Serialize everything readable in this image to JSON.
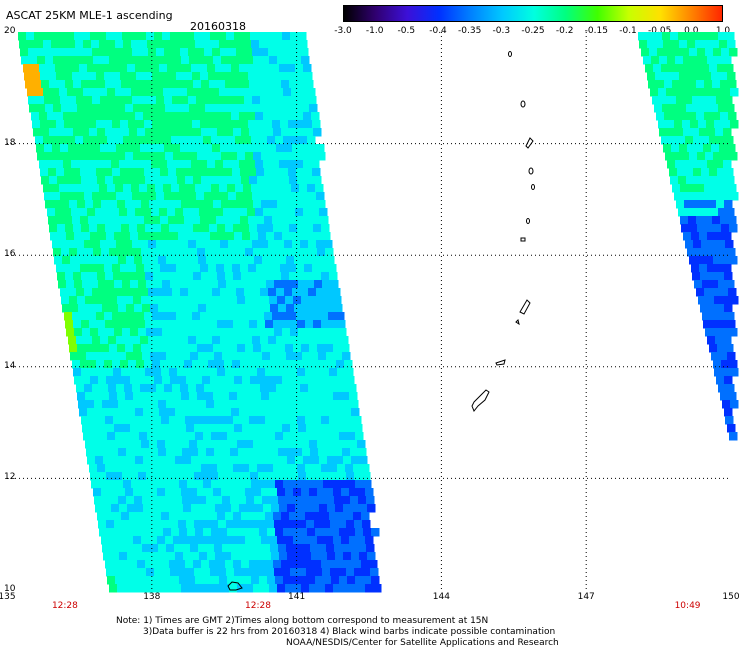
{
  "header": {
    "title": "ASCAT 25KM MLE-1 ascending",
    "date": "20160318"
  },
  "colorbar": {
    "labels": [
      "-3.0",
      "-1.0",
      "-0.5",
      "-0.4",
      "-0.35",
      "-0.3",
      "-0.25",
      "-0.2",
      "-0.15",
      "-0.1",
      "-0.05",
      "0.0",
      "1.0"
    ],
    "colors": [
      "#000000",
      "#300070",
      "#3c10d8",
      "#0030ff",
      "#0080ff",
      "#00c8ff",
      "#00ffe0",
      "#00ff80",
      "#40ff00",
      "#c8ff00",
      "#ffe000",
      "#ff8000",
      "#ff2000"
    ]
  },
  "map": {
    "lon_range": [
      135,
      150
    ],
    "lat_range": [
      10,
      20
    ],
    "lon_ticks": [
      "135",
      "138",
      "141",
      "144",
      "147",
      "150"
    ],
    "lat_ticks": [
      "20",
      "18",
      "16",
      "14",
      "12",
      "10"
    ],
    "time_labels": [
      {
        "text": "12:28",
        "lon": 136.2
      },
      {
        "text": "12:28",
        "lon": 140.2
      },
      {
        "text": "10:49",
        "lon": 149.1
      }
    ],
    "colors": {
      "cyan": "#00ffe8",
      "light_blue": "#00c8ff",
      "blue": "#0070ff",
      "dark_blue": "#0030ff",
      "green": "#00ff80",
      "yellow_green": "#80ff00",
      "orange": "#ffb000",
      "grid": "#000000"
    }
  },
  "note": {
    "line1": "Note: 1) Times are GMT 2)Times along bottom correspond to measurement at 15N",
    "line2": "3)Data buffer is 22 hrs from 20160318 4) Black wind barbs indicate possible contamination",
    "line3": "NOAA/NESDIS/Center for Satellite Applications and Research"
  }
}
——————
- **Description of the task**: Output, exactly, all the records above; include no pictures.

- **Answer to the exercise**:
Serialize everything readable in this image to JSON.
{
  "header": {
    "title": "ASCAT 25KM MLE-1 ascending",
    "date": "20160318"
  },
  "colorbar": {
    "labels": [
      "-3.0",
      "-1.0",
      "-0.5",
      "-0.4",
      "-0.35",
      "-0.3",
      "-0.25",
      "-0.2",
      "-0.15",
      "-0.1",
      "-0.05",
      "0.0",
      "1.0"
    ],
    "colors": [
      "#000000",
      "#300070",
      "#3c10d8",
      "#0030ff",
      "#0080ff",
      "#00c8ff",
      "#00ffe0",
      "#00ff80",
      "#40ff00",
      "#c8ff00",
      "#ffe000",
      "#ff8000",
      "#ff2000"
    ]
  },
  "map": {
    "lon_range": [
      135,
      150
    ],
    "lat_range": [
      10,
      20
    ],
    "lon_ticks": [
      "135",
      "138",
      "141",
      "144",
      "147",
      "150"
    ],
    "lat_ticks": [
      "20",
      "18",
      "16",
      "14",
      "12",
      "10"
    ],
    "time_labels": [
      {
        "text": "12:28",
        "lon": 136.2
      },
      {
        "text": "12:28",
        "lon": 140.2
      },
      {
        "text": "10:49",
        "lon": 149.1
      }
    ],
    "colors": {
      "cyan": "#00ffe8",
      "light_blue": "#00c8ff",
      "blue": "#0070ff",
      "dark_blue": "#0030ff",
      "green": "#00ff80",
      "yellow_green": "#80ff00",
      "orange": "#ffb000",
      "grid": "#000000"
    }
  },
  "note": {
    "line1": "Note: 1) Times are GMT 2)Times along bottom correspond to measurement at 15N",
    "line2": "3)Data buffer is 22 hrs from 20160318 4) Black wind barbs indicate possible contamination",
    "line3": "NOAA/NESDIS/Center for Satellite Applications and Research"
  }
}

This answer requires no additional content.